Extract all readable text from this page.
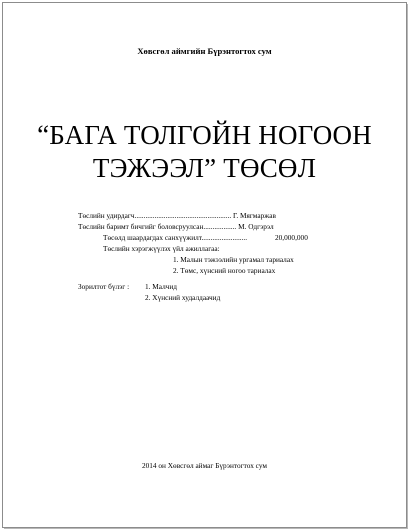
Хөвсгөл аймгийн Бүрэнтогтох сум
“БАГА ТОЛГОЙН НОГООН
ТЭЖЭЭЛ” ТӨСӨЛ
Төслийн удирдагч..................................................... Г. Мягмаржав
Төслийн баримт бичгийг боловсруулсан.................. М. Одгэрэл
Төсөлд шаардагдах санхүүжилт.........................	20,000,000
Төслийн хэрэгжүүлэх үйл ажиллагаа:
1. Малын тэжээлийн ургамал тариалах
2. Төмс, хүнсний ногоо тариалах
Зорилтот бүлэг : 1. Малчид
2. Хүнсний худалдаачид
2014 он Хөвсгөл аймаг Бүрэнтогтох сум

################

**Instructions for the task:** Repeat the records word for word. Any picture in them should be left out.

**Answer to the problem:**
Extract all readable text from this page.
Хөвсгөл аймгийн Бүрэнтогтох сум
“БАГА ТОЛГОЙН НОГООН
ТЭЖЭЭЛ” ТӨСӨЛ
Төслийн удирдагч..................................................... Г. Мягмаржав
Төслийн баримт бичгийг боловсруулсан.................. М. Одгэрэл
Төсөлд шаардагдах санхүүжилт.........................	20,000,000
Төслийн хэрэгжүүлэх үйл ажиллагаа:
1. Малын тэжээлийн ургамал тариалах
2. Төмс, хүнсний ногоо тариалах
Зорилтот бүлэг : 1. Малчид
2. Хүнсний худалдаачид
2014 он Хөвсгөл аймаг Бүрэнтогтох сум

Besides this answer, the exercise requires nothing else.